→ Do this
Look through the listing below and report how many lines contain "cliapp", as a bare number.

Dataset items
######
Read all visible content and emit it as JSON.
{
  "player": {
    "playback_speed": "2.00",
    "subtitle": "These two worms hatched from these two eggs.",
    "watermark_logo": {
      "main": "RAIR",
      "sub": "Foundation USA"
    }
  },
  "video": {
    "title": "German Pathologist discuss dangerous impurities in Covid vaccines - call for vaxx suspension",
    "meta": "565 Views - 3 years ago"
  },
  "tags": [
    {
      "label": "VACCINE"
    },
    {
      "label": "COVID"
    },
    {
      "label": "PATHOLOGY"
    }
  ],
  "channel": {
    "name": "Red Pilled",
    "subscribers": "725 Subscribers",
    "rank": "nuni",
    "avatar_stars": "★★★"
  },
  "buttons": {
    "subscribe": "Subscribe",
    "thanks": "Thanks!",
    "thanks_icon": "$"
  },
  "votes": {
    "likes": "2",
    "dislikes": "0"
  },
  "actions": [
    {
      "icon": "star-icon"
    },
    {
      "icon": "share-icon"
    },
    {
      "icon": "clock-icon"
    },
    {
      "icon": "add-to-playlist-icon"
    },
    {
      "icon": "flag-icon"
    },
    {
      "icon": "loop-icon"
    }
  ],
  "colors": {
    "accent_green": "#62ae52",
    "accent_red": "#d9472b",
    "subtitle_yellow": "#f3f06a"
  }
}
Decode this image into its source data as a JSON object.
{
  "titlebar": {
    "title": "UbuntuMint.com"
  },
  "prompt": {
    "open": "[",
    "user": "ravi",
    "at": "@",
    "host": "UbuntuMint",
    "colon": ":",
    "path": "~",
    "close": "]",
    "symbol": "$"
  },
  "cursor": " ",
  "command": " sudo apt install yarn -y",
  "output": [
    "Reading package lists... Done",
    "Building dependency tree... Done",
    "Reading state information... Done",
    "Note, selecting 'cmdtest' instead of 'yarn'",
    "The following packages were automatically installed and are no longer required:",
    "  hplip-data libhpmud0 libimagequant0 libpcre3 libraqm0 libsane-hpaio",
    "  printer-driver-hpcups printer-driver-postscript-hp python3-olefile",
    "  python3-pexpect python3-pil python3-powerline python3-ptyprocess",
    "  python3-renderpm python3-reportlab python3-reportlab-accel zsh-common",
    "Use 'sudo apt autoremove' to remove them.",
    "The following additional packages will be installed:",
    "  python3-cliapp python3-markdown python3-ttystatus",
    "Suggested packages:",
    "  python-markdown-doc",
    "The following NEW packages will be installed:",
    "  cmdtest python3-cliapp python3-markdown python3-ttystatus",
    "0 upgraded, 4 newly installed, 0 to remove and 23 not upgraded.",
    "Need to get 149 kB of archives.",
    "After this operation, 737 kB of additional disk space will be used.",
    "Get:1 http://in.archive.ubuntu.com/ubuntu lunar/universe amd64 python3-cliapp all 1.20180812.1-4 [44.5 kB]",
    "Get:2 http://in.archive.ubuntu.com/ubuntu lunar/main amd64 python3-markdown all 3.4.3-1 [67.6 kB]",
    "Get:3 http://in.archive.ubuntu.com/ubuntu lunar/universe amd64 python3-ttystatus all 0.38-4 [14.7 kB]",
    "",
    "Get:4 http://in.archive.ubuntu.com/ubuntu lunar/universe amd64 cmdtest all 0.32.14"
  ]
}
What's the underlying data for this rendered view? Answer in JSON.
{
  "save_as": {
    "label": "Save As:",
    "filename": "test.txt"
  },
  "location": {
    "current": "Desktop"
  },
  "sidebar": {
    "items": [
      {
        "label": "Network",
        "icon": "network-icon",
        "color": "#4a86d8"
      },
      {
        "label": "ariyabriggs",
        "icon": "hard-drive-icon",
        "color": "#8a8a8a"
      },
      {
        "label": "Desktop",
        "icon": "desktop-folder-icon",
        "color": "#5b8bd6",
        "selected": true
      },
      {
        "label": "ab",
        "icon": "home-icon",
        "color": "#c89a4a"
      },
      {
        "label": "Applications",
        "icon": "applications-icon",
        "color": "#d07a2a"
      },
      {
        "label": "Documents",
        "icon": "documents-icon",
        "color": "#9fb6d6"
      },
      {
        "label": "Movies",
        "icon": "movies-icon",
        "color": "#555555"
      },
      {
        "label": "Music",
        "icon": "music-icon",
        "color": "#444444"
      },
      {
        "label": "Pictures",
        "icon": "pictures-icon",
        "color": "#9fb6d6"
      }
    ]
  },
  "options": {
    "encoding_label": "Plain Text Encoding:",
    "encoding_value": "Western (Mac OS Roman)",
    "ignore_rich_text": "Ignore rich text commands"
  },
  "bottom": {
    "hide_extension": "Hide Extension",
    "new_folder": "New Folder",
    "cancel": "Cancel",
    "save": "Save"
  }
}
######
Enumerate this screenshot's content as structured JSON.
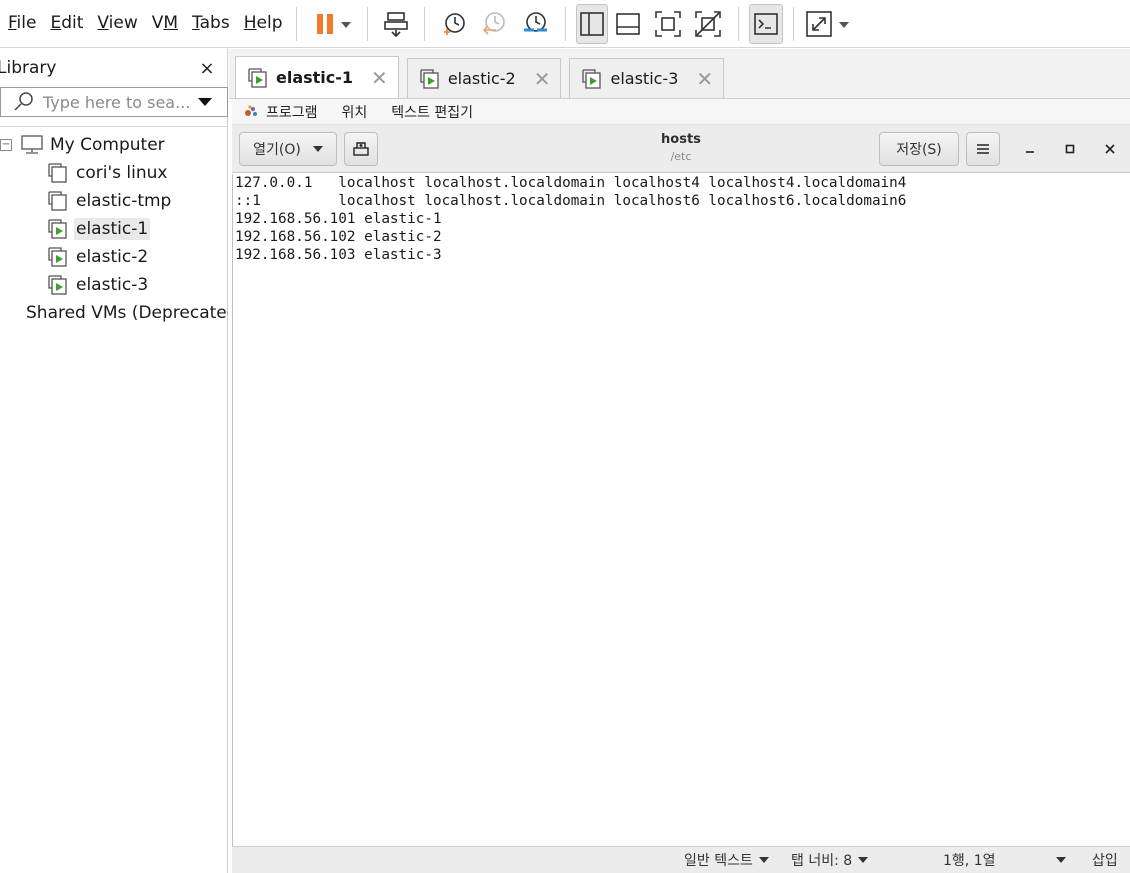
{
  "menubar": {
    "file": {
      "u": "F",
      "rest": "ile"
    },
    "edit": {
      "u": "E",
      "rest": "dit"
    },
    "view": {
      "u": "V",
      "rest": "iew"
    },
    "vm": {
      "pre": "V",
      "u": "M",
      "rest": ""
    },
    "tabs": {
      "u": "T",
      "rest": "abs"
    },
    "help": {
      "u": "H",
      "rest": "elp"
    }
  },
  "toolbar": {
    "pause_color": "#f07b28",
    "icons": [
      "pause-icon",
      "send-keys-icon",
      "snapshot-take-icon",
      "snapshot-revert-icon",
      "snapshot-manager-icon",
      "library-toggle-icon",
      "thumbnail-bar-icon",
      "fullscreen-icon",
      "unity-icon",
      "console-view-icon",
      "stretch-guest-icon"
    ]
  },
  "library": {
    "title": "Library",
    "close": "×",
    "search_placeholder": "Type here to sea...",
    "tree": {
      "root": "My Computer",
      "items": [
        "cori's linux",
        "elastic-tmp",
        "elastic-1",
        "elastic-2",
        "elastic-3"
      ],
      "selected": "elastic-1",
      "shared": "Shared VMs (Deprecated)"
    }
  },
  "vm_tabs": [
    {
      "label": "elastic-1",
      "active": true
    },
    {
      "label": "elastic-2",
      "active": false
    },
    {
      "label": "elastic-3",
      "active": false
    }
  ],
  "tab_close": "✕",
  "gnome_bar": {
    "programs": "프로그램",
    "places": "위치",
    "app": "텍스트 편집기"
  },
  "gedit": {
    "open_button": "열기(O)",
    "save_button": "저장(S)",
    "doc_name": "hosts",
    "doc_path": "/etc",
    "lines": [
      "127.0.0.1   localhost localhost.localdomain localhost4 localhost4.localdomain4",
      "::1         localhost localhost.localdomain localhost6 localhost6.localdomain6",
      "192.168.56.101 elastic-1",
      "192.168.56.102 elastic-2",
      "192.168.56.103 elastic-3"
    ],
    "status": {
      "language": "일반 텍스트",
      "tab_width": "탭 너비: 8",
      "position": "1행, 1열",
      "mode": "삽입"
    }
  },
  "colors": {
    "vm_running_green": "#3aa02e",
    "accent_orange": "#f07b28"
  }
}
######
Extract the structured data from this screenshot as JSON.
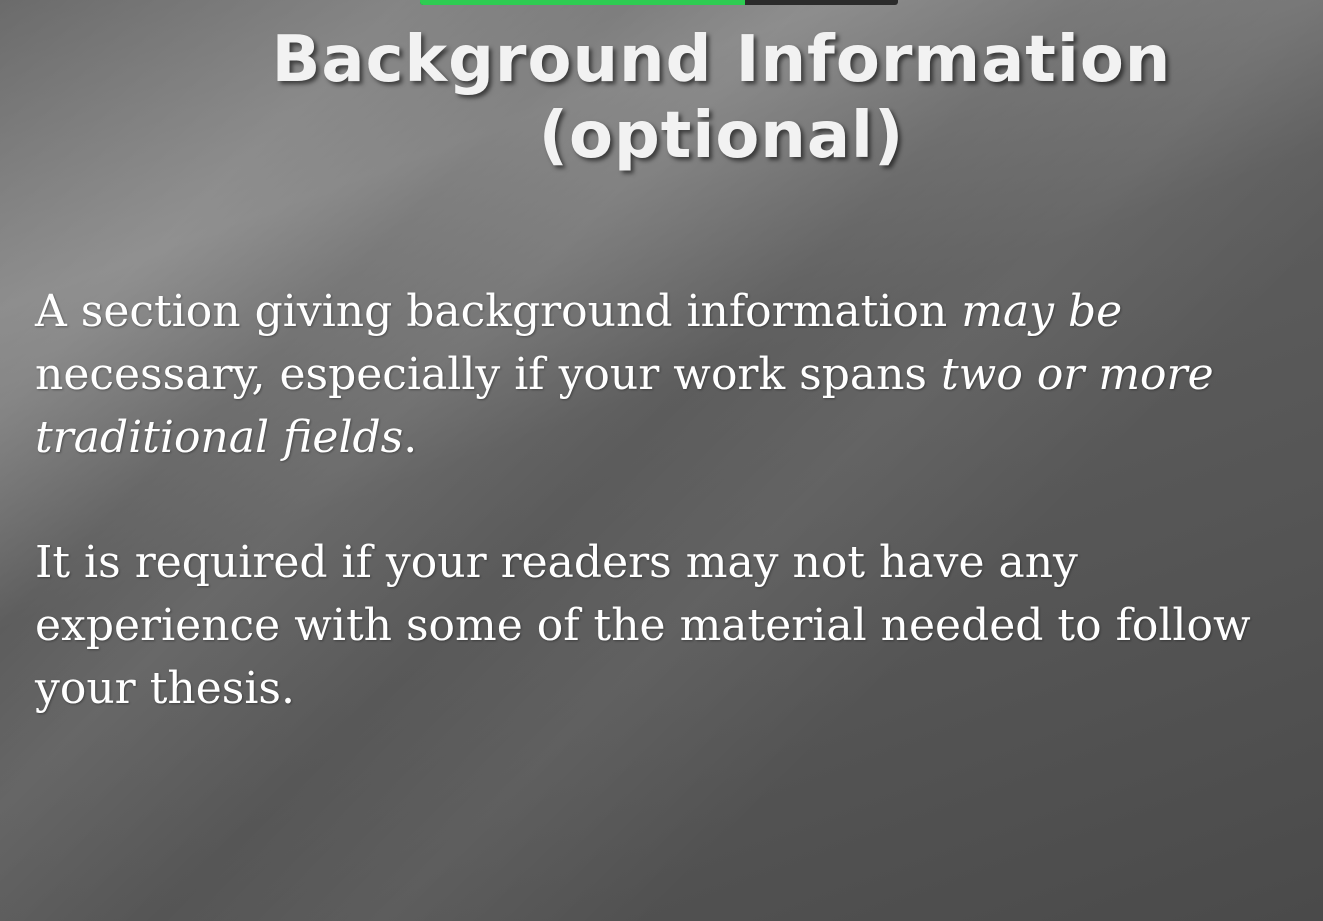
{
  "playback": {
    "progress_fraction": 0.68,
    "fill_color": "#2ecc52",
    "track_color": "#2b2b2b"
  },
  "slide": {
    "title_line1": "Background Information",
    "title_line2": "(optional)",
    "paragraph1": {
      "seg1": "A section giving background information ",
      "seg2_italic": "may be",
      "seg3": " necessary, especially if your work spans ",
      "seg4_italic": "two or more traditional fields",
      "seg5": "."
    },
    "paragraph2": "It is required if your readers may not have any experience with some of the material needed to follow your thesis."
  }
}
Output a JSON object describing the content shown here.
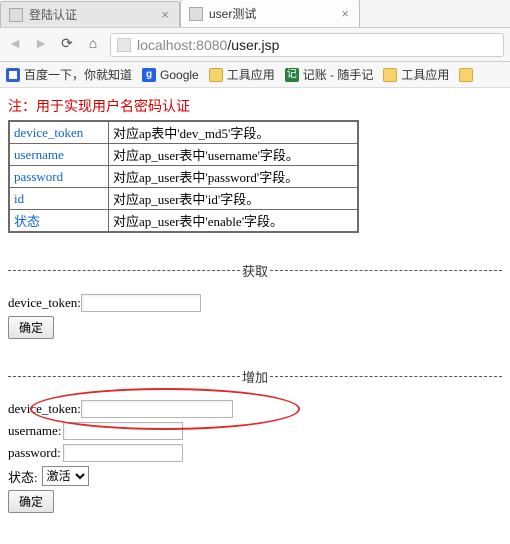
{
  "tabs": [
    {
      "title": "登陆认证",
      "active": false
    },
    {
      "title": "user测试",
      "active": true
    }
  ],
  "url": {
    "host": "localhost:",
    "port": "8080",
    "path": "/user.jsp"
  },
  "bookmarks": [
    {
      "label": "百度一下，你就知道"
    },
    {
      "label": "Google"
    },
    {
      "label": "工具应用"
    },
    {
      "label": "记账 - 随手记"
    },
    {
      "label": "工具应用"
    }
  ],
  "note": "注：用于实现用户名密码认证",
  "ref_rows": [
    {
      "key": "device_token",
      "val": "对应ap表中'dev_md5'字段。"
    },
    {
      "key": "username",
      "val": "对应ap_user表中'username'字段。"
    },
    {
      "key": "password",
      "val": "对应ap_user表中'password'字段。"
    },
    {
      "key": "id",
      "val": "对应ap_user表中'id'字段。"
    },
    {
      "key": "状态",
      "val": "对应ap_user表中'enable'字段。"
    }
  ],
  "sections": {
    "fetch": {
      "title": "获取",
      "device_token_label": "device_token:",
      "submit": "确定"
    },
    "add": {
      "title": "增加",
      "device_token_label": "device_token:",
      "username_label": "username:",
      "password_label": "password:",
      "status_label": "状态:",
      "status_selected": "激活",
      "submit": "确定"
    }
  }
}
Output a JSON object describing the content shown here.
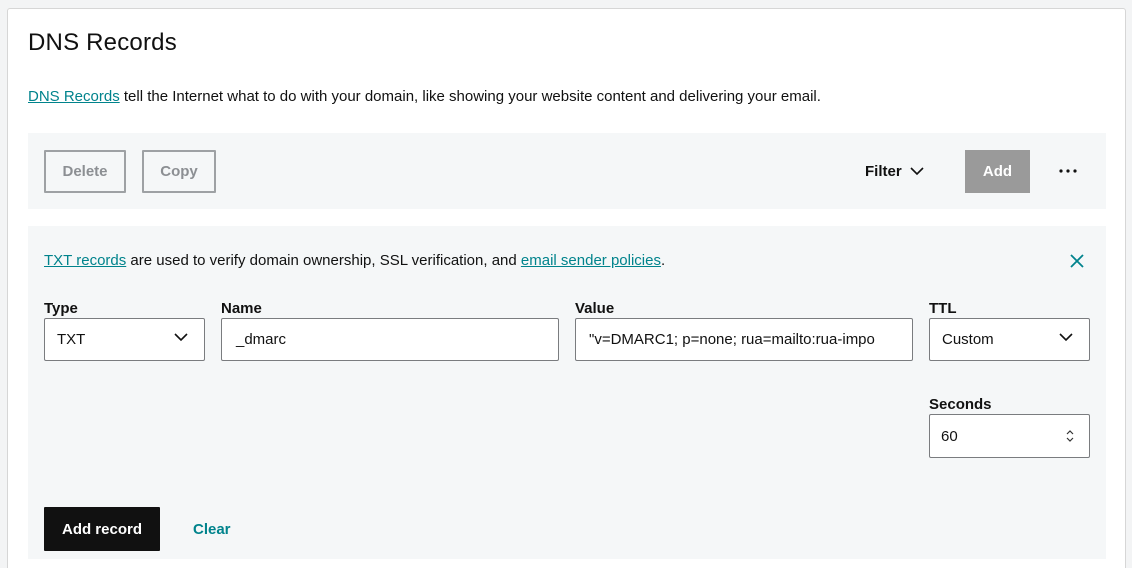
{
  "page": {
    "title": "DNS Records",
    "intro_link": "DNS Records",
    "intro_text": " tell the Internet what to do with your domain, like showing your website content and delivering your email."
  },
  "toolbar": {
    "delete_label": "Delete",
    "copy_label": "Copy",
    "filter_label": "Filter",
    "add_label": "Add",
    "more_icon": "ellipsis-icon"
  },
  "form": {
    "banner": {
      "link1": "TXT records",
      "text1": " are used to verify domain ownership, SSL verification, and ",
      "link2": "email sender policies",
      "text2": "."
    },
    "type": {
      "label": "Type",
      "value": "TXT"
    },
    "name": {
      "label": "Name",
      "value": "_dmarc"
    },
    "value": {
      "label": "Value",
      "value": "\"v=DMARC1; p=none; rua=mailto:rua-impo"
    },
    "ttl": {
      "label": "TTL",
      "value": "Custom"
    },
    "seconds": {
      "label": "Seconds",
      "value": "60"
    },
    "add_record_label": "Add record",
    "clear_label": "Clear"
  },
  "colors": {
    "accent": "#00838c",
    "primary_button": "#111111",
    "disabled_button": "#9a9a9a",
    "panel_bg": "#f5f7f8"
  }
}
######
→ In response
3